Requirements:
Some lines in the records below may hold the word "given"; give the number of those lines and nothing else.
BEGIN Records for the task
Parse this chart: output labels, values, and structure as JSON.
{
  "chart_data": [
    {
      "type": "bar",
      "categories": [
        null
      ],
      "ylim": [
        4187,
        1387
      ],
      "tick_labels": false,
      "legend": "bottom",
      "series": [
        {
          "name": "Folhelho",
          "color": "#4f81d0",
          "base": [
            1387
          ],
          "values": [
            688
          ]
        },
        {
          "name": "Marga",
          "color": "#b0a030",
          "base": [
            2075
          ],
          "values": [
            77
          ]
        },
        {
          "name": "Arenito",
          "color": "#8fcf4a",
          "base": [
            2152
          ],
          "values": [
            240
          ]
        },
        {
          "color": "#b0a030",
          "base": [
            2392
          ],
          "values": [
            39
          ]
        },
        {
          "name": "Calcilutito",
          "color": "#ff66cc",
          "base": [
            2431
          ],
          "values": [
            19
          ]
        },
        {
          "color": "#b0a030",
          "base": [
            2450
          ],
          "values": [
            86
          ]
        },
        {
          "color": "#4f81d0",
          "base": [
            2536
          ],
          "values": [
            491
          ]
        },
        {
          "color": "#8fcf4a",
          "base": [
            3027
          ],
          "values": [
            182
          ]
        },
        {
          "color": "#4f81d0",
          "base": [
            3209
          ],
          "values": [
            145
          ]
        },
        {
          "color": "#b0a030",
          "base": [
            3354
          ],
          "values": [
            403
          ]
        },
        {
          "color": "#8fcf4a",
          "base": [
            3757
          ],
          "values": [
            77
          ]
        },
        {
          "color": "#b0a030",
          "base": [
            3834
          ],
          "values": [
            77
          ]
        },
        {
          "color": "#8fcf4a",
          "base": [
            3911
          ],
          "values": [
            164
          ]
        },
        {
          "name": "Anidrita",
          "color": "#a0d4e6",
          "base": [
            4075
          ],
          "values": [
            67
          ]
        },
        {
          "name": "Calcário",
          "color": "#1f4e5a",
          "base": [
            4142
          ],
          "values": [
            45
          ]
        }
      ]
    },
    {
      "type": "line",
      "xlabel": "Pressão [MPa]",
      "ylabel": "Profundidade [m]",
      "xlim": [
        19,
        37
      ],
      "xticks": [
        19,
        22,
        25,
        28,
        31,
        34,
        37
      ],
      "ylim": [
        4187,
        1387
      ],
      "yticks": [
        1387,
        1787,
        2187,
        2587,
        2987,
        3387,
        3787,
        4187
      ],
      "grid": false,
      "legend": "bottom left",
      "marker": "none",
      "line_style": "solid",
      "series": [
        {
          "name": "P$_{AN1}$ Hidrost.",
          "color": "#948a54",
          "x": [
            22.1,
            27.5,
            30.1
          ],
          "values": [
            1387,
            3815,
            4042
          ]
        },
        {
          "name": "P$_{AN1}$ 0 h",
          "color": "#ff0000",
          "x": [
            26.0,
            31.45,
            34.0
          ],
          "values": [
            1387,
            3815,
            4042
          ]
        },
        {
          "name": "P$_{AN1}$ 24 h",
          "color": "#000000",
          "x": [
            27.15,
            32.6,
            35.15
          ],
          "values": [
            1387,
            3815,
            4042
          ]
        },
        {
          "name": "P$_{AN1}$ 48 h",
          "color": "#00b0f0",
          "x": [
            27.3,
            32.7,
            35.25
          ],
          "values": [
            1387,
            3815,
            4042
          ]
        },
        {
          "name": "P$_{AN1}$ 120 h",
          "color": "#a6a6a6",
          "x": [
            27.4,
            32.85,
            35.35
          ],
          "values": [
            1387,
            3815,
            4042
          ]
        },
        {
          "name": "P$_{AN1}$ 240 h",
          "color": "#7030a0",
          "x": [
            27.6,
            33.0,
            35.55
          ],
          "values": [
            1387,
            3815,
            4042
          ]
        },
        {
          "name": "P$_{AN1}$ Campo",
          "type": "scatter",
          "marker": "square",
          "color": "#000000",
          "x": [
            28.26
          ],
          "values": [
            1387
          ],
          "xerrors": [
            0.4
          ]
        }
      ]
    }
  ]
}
END Records for the task
BEGIN Records for the task
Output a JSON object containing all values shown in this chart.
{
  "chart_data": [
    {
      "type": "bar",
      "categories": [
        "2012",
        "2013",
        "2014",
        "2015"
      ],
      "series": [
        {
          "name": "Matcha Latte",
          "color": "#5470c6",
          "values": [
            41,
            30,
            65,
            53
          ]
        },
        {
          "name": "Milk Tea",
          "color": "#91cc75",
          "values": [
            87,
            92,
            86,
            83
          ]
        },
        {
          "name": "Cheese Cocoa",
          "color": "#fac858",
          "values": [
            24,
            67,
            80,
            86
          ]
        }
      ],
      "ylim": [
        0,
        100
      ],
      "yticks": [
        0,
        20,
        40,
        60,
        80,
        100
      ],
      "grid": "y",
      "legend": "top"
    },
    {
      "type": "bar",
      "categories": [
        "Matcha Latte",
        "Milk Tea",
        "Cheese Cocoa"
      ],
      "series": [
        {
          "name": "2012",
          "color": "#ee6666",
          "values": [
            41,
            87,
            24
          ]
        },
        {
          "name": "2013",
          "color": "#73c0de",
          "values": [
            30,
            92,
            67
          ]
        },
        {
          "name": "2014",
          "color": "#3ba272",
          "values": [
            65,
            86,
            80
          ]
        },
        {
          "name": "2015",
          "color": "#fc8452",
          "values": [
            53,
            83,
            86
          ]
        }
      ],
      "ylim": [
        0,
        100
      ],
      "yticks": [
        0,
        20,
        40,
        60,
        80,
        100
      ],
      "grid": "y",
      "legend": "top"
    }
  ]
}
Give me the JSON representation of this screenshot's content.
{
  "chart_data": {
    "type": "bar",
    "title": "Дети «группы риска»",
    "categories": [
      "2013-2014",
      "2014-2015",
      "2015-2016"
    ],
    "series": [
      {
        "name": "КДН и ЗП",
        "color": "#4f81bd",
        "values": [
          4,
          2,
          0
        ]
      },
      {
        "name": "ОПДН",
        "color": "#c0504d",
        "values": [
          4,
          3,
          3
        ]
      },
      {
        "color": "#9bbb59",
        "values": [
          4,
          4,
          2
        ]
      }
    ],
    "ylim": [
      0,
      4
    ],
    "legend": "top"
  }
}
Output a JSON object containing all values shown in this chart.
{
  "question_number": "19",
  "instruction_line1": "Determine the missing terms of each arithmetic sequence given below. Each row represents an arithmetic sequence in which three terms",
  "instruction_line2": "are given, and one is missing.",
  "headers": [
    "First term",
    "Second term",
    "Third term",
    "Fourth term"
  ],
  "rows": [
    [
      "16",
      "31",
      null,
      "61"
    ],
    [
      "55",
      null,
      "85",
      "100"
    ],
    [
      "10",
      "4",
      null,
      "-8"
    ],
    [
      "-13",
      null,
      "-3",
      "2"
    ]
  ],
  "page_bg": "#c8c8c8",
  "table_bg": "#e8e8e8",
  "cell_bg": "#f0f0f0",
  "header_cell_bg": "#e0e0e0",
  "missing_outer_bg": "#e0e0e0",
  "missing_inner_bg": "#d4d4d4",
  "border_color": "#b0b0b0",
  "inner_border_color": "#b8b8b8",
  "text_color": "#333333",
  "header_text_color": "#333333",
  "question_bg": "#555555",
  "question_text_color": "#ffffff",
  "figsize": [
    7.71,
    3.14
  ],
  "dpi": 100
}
END Records for the task
Answer to the task:
2